* [Record extracts]:

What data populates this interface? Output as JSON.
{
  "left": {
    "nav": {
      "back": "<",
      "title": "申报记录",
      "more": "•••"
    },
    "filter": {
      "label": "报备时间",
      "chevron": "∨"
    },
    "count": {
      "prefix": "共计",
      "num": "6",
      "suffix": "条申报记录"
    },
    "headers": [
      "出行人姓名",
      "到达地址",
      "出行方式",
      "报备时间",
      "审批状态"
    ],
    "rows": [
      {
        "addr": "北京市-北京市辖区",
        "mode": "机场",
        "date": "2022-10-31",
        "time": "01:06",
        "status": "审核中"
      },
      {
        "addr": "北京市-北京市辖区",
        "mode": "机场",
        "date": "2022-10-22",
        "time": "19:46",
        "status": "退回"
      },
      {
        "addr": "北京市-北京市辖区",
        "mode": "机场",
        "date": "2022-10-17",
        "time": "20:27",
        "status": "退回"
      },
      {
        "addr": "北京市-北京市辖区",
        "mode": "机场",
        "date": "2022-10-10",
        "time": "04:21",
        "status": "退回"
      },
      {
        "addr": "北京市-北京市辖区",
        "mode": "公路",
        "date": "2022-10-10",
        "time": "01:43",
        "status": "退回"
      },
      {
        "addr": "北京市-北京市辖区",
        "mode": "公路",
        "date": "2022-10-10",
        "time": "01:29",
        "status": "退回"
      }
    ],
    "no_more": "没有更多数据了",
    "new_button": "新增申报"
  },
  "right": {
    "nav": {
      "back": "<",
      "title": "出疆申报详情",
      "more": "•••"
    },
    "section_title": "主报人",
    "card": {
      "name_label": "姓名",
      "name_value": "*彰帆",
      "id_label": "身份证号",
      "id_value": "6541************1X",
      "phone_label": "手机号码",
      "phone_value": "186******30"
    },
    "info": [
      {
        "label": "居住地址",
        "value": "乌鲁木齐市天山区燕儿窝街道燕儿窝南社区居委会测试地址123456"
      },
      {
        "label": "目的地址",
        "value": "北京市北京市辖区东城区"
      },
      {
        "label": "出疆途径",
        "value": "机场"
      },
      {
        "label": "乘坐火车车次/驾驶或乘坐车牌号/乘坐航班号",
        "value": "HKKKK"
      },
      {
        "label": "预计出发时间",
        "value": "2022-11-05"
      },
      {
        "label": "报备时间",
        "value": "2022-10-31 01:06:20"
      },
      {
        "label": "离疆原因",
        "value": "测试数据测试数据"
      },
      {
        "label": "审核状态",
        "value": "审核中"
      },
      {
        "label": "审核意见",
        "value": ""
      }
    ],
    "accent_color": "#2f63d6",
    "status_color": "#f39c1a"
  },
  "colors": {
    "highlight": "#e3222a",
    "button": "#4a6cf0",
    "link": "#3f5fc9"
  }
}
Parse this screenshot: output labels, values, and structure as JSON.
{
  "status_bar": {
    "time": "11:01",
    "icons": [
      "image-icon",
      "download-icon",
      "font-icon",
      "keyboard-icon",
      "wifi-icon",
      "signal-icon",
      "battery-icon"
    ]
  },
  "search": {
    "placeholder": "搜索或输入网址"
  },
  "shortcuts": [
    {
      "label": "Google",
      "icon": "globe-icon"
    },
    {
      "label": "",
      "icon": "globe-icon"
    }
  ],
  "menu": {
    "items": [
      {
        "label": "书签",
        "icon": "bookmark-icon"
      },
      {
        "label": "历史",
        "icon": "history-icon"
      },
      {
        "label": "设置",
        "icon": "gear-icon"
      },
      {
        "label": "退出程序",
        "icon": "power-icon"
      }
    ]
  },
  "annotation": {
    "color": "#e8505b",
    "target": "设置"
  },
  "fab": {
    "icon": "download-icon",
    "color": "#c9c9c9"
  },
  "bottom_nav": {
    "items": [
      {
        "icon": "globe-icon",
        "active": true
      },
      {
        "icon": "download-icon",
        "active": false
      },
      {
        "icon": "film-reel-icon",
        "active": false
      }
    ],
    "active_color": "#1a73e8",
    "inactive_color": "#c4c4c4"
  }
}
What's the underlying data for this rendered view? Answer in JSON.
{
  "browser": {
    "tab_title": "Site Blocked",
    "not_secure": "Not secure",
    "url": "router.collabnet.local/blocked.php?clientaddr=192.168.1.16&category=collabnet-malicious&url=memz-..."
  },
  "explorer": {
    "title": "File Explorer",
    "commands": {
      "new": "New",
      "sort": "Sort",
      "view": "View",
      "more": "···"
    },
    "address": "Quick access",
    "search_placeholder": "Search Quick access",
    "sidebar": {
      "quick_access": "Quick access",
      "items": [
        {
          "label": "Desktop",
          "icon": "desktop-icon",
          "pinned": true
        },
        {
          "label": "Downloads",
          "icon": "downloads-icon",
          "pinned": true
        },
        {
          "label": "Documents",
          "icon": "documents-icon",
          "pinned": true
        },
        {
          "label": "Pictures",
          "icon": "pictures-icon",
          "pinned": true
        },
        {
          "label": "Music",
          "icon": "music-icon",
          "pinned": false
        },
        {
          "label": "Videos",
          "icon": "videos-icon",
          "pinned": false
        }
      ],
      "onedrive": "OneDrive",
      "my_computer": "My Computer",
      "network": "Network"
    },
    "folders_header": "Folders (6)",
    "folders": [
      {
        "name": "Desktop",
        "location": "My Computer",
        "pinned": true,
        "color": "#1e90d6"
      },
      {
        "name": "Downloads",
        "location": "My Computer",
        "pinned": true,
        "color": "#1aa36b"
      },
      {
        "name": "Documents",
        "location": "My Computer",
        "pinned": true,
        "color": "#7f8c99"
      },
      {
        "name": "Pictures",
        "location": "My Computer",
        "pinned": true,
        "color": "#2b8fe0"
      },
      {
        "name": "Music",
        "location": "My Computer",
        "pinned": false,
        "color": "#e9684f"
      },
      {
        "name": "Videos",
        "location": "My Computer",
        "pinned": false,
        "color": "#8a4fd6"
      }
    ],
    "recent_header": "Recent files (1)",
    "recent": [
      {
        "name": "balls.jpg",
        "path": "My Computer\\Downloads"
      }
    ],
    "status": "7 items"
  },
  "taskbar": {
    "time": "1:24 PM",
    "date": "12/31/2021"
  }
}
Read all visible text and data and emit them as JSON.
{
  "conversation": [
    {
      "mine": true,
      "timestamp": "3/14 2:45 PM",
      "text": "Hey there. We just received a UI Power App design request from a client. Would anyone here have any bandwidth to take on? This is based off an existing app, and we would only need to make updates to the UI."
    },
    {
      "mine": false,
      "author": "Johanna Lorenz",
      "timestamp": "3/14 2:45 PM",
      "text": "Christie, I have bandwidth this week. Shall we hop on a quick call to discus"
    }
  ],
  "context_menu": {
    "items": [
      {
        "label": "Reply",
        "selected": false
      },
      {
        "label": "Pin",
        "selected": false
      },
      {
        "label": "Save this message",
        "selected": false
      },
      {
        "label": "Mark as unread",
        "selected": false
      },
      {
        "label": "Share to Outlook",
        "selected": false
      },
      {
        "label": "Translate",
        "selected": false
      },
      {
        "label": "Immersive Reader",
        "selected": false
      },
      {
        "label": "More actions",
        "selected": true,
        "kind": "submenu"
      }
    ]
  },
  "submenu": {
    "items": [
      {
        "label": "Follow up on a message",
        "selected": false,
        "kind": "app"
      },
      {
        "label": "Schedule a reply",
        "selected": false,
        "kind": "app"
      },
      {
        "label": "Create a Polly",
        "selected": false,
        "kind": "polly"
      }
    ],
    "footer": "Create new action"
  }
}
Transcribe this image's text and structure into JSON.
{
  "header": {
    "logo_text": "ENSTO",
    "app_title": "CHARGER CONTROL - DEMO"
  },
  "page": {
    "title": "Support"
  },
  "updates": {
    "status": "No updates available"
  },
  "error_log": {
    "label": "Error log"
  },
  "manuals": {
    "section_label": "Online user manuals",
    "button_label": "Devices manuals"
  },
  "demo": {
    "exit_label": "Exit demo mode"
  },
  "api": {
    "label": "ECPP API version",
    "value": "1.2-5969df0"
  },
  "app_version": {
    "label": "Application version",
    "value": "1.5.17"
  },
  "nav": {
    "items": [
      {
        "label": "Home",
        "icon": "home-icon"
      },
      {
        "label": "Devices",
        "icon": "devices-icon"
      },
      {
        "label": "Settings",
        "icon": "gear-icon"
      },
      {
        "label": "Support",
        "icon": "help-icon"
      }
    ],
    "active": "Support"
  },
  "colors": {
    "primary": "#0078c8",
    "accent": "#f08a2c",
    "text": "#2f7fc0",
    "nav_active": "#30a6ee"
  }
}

* [Goal]:
What is the number of lines that contain "kind"? Reply with that number alone.

* [Output]:
4